Your task is to print all of the material verbatim.

*****

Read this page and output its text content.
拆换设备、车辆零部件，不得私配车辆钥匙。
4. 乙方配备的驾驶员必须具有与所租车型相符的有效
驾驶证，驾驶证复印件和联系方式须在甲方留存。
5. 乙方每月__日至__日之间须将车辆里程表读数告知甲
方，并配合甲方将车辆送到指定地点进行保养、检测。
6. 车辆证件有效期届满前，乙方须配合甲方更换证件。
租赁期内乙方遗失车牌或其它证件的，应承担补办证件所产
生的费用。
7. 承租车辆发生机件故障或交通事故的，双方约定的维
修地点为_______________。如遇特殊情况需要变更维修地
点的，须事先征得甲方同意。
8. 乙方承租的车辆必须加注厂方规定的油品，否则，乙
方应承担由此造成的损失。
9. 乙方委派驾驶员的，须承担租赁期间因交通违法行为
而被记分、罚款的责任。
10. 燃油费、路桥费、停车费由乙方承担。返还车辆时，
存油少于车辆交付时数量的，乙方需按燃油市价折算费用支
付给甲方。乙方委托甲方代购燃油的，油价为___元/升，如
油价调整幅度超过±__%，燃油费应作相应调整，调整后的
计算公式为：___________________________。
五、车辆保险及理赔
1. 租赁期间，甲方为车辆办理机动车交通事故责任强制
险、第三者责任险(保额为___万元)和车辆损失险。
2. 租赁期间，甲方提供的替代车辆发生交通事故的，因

*****

# [Solution to this task]
Read this page and output its text content.
拆换设备、车辆零部件，不得私配车辆钥匙。
4. 乙方配备的驾驶员必须具有与所租车型相符的有效
驾驶证，驾驶证复印件和联系方式须在甲方留存。
5. 乙方每月__日至__日之间须将车辆里程表读数告知甲
方，并配合甲方将车辆送到指定地点进行保养、检测。
6. 车辆证件有效期届满前，乙方须配合甲方更换证件。
租赁期内乙方遗失车牌或其它证件的，应承担补办证件所产
生的费用。
7. 承租车辆发生机件故障或交通事故的，双方约定的维
修地点为_______________。如遇特殊情况需要变更维修地
点的，须事先征得甲方同意。
8. 乙方承租的车辆必须加注厂方规定的油品，否则，乙
方应承担由此造成的损失。
9. 乙方委派驾驶员的，须承担租赁期间因交通违法行为
而被记分、罚款的责任。
10. 燃油费、路桥费、停车费由乙方承担。返还车辆时，
存油少于车辆交付时数量的，乙方需按燃油市价折算费用支
付给甲方。乙方委托甲方代购燃油的，油价为___元/升，如
油价调整幅度超过±__%，燃油费应作相应调整，调整后的
计算公式为：___________________________。
五、车辆保险及理赔
1. 租赁期间，甲方为车辆办理机动车交通事故责任强制
险、第三者责任险(保额为___万元)和车辆损失险。
2. 租赁期间，甲方提供的替代车辆发生交通事故的，因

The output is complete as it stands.